Direction:
Collect every line that includes the string "always".

Recorded information:
-*-

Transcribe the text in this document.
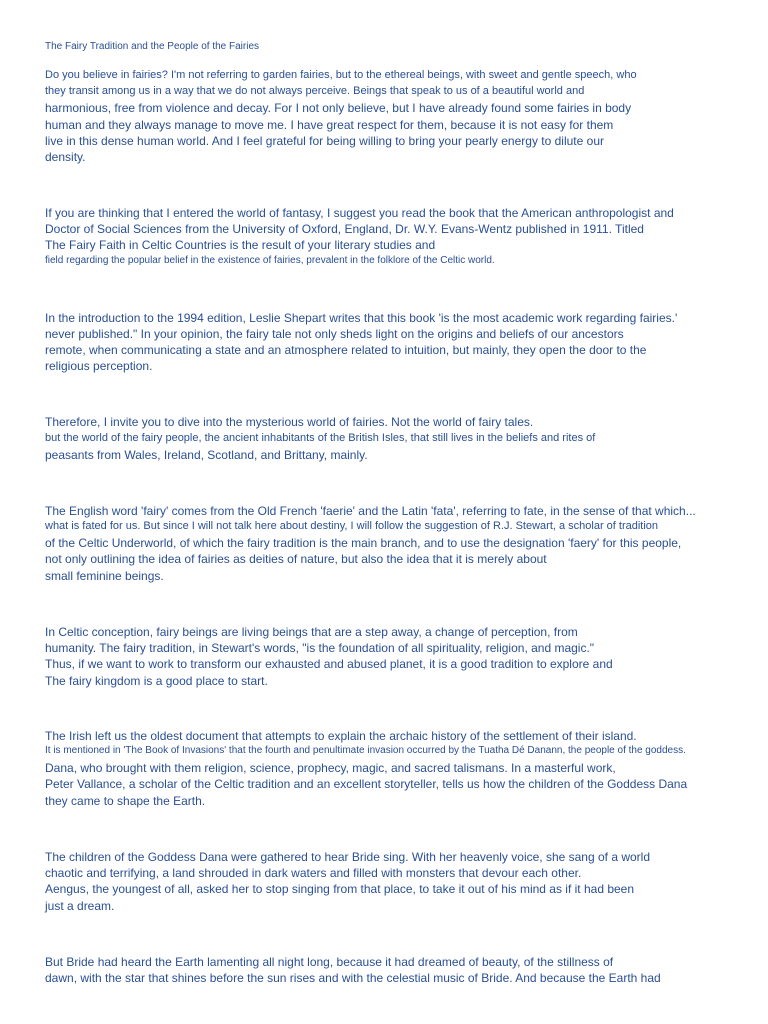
The Fairy Tradition and the People of the Fairies
Do you believe in fairies? I'm not referring to garden fairies, but to the ethereal beings, with sweet and gentle speech, who
they transit among us in a way that we do not always perceive. Beings that speak to us of a beautiful world and
harmonious, free from violence and decay. For I not only believe, but I have already found some fairies in body
human and they always manage to move me. I have great respect for them, because it is not easy for them
live in this dense human world. And I feel grateful for being willing to bring your pearly energy to dilute our
density.
If you are thinking that I entered the world of fantasy, I suggest you read the book that the American anthropologist and
Doctor of Social Sciences from the University of Oxford, England, Dr. W.Y. Evans-Wentz published in 1911. Titled
The Fairy Faith in Celtic Countries is the result of your literary studies and
field regarding the popular belief in the existence of fairies, prevalent in the folklore of the Celtic world.
In the introduction to the 1994 edition, Leslie Shepart writes that this book 'is the most academic work regarding fairies.'
never published." In your opinion, the fairy tale not only sheds light on the origins and beliefs of our ancestors
remote, when communicating a state and an atmosphere related to intuition, but mainly, they open the door to the
religious perception.
Therefore, I invite you to dive into the mysterious world of fairies. Not the world of fairy tales.
but the world of the fairy people, the ancient inhabitants of the British Isles, that still lives in the beliefs and rites of
peasants from Wales, Ireland, Scotland, and Brittany, mainly.
The English word 'fairy' comes from the Old French 'faerie' and the Latin 'fata', referring to fate, in the sense of that which...
what is fated for us. But since I will not talk here about destiny, I will follow the suggestion of R.J. Stewart, a scholar of tradition
of the Celtic Underworld, of which the fairy tradition is the main branch, and to use the designation 'faery' for this people,
not only outlining the idea of fairies as deities of nature, but also the idea that it is merely about
small feminine beings.
In Celtic conception, fairy beings are living beings that are a step away, a change of perception, from
humanity. The fairy tradition, in Stewart's words, "is the foundation of all spirituality, religion, and magic."
Thus, if we want to work to transform our exhausted and abused planet, it is a good tradition to explore and
The fairy kingdom is a good place to start.
The Irish left us the oldest document that attempts to explain the archaic history of the settlement of their island.
It is mentioned in 'The Book of Invasions' that the fourth and penultimate invasion occurred by the Tuatha Dé Danann, the people of the goddess.
Dana, who brought with them religion, science, prophecy, magic, and sacred talismans. In a masterful work,
Peter Vallance, a scholar of the Celtic tradition and an excellent storyteller, tells us how the children of the Goddess Dana
they came to shape the Earth.
The children of the Goddess Dana were gathered to hear Bride sing. With her heavenly voice, she sang of a world
chaotic and terrifying, a land shrouded in dark waters and filled with monsters that devour each other.
Aengus, the youngest of all, asked her to stop singing from that place, to take it out of his mind as if it had been
just a dream.
But Bride had heard the Earth lamenting all night long, because it had dreamed of beauty, of the stillness of
dawn, with the star that shines before the sun rises and with the celestial music of Bride. And because the Earth had
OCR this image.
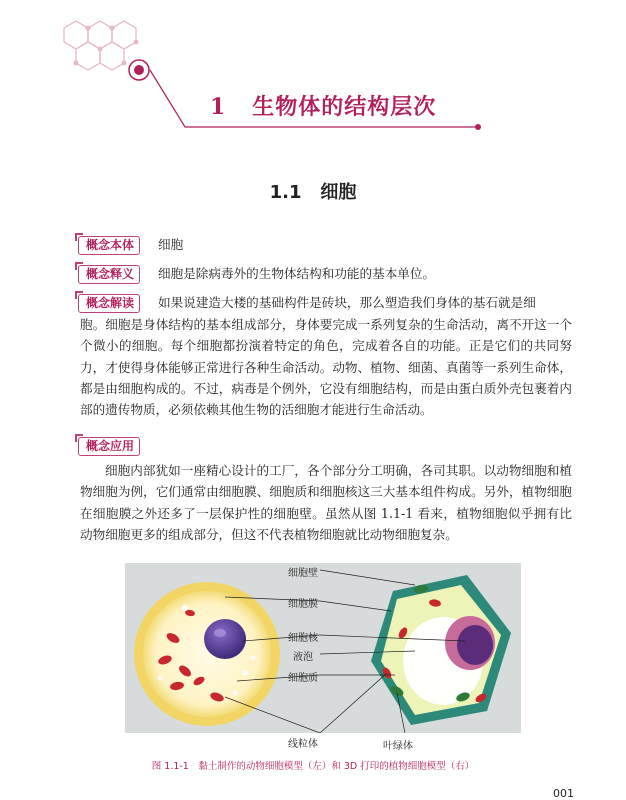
1 生物体的结构层次
1.1 细胞
概念本体	细胞
概念释义	细胞是除病毒外的生物体结构和功能的基本单位。
概念解读	如果说建造大楼的基础构件是砖块，那么塑造我们身体的基石就是细
胞。细胞是身体结构的基本组成部分，身体要完成一系列复杂的生命活动，离不开这一个个微小的细胞。每个细胞都扮演着特定的角色，完成着各自的功能。正是它们的共同努力，才使得身体能够正常进行各种生命活动。动物、植物、细菌、真菌等一系列生命体，都是由细胞构成的。不过，病毒是个例外，它没有细胞结构，而是由蛋白质外壳包裹着内部的遗传物质，必须依赖其他生物的活细胞才能进行生命活动。
概念应用
细胞内部犹如一座精心设计的工厂，各个部分分工明确，各司其职。以动物细胞和植物细胞为例，它们通常由细胞膜、细胞质和细胞核这三大基本组件构成。另外，植物细胞在细胞膜之外还多了一层保护性的细胞壁。虽然从图 1.1-1 看来，植物细胞似乎拥有比动物细胞更多的组成部分，但这不代表植物细胞就比动物细胞复杂。
细胞壁
细胞膜
细胞核
液泡
细胞质
线粒体	叶绿体
图 1.1-1　黏土制作的动物细胞模型（左）和 3D 打印的植物细胞模型（右）
001
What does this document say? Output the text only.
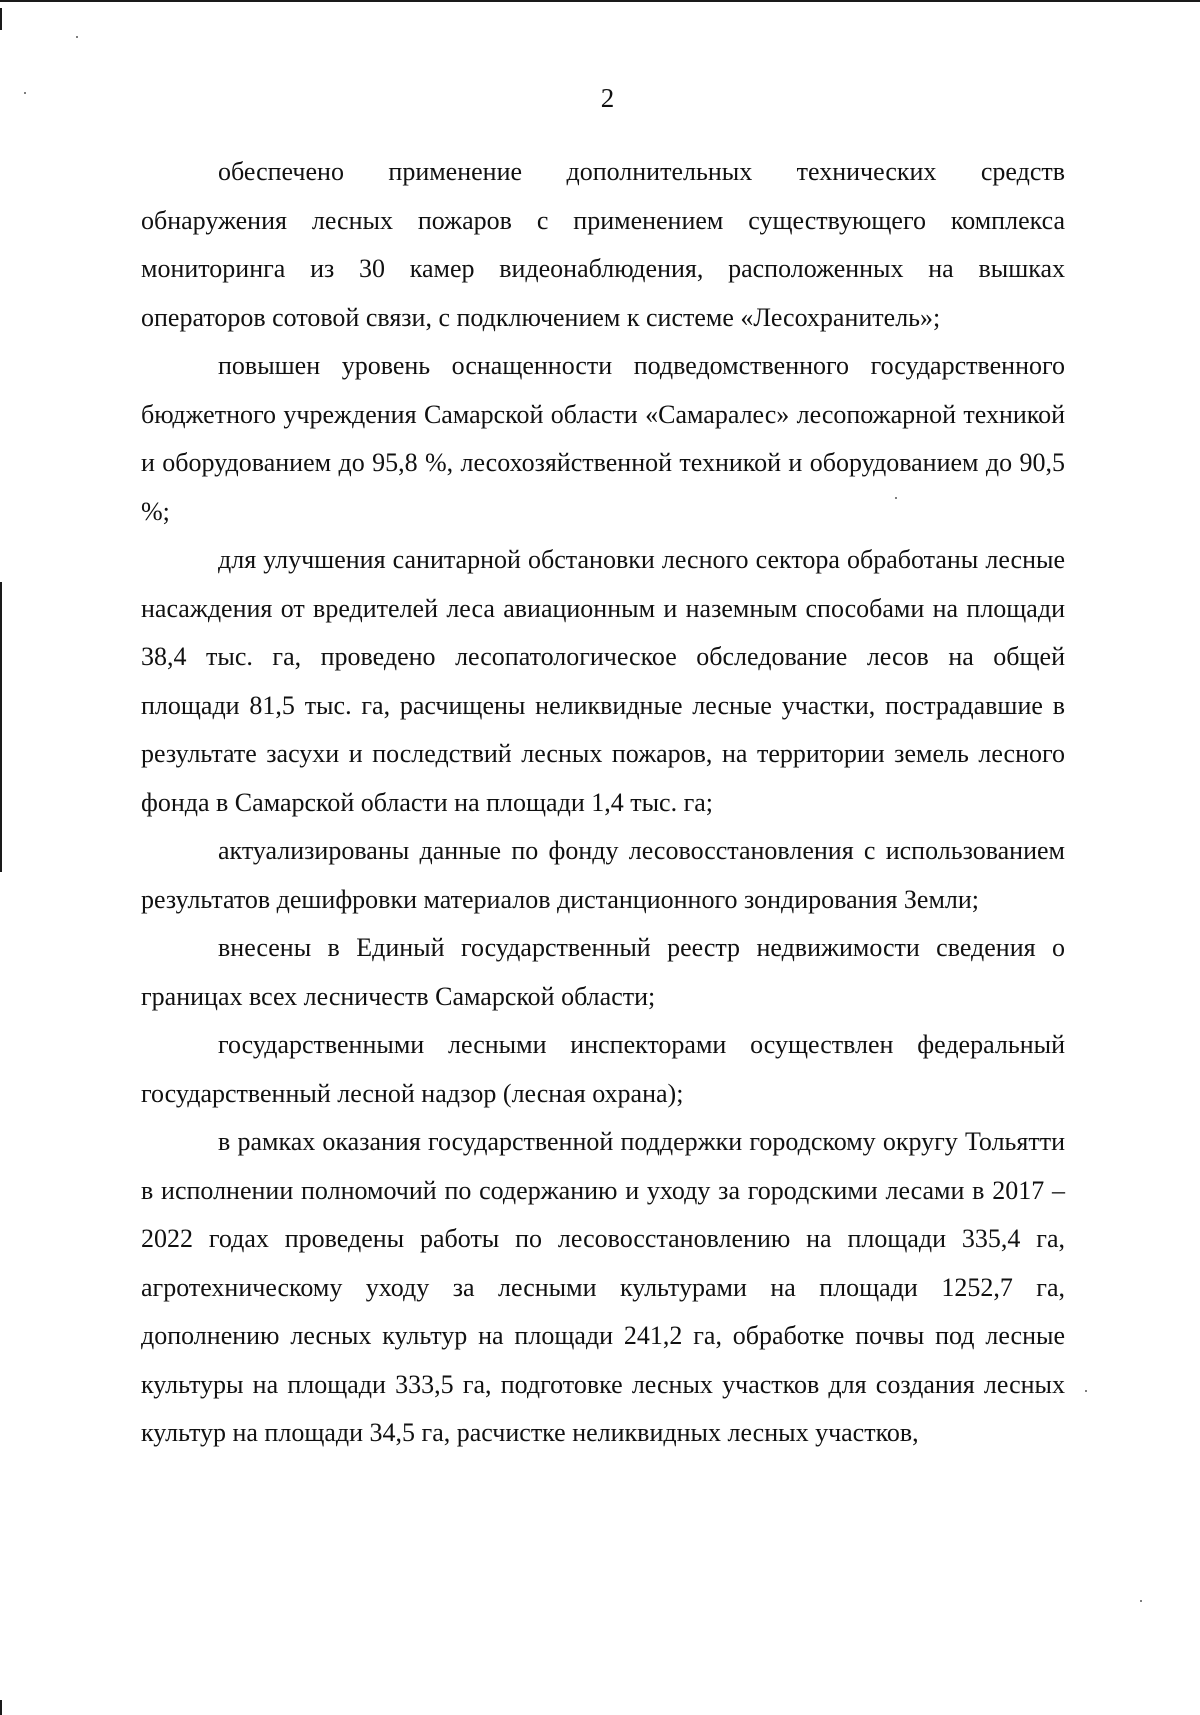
2

обеспечено применение дополнительных технических средств обнаружения лесных пожаров с применением существующего комплекса мониторинга из 30 камер видеонаблюдения, расположенных на вышках операторов сотовой связи, с подключением к системе «Лесохранитель»;

повышен уровень оснащенности подведомственного государственного бюджетного учреждения Самарской области «Самаралес» лесопожарной техникой и оборудованием до 95,8 %, лесохозяйственной техникой и оборудованием до 90,5 %;

для улучшения санитарной обстановки лесного сектора обработаны лесные насаждения от вредителей леса авиационным и наземным способами на площади 38,4 тыс. га, проведено лесопатологическое обследование лесов на общей площади 81,5 тыс. га, расчищены неликвидные лесные участки, пострадавшие в результате засухи и последствий лесных пожаров, на территории земель лесного фонда в Самарской области на площади 1,4 тыс. га;

актуализированы данные по фонду лесовосстановления с использованием результатов дешифровки материалов дистанционного зондирования Земли;

внесены в Единый государственный реестр недвижимости сведения о границах всех лесничеств Самарской области;

государственными лесными инспекторами осуществлен федеральный государственный лесной надзор (лесная охрана);

в рамках оказания государственной поддержки городскому округу Тольятти в исполнении полномочий по содержанию и уходу за городскими лесами в 2017 – 2022 годах проведены работы по лесовосстановлению на площади 335,4 га, агротехническому уходу за лесными культурами на площади 1252,7 га, дополнению лесных культур на площади 241,2 га, обработке почвы под лесные культуры на площади 333,5 га, подготовке лесных участков для создания лесных культур на площади 34,5 га, расчистке неликвидных лесных участков,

-*-

Written solution:
they transit among us in a way that we do not always perceive. Beings that speak to us of a beautiful world and
human and they always manage to move me. I have great respect for them, because it is not easy for them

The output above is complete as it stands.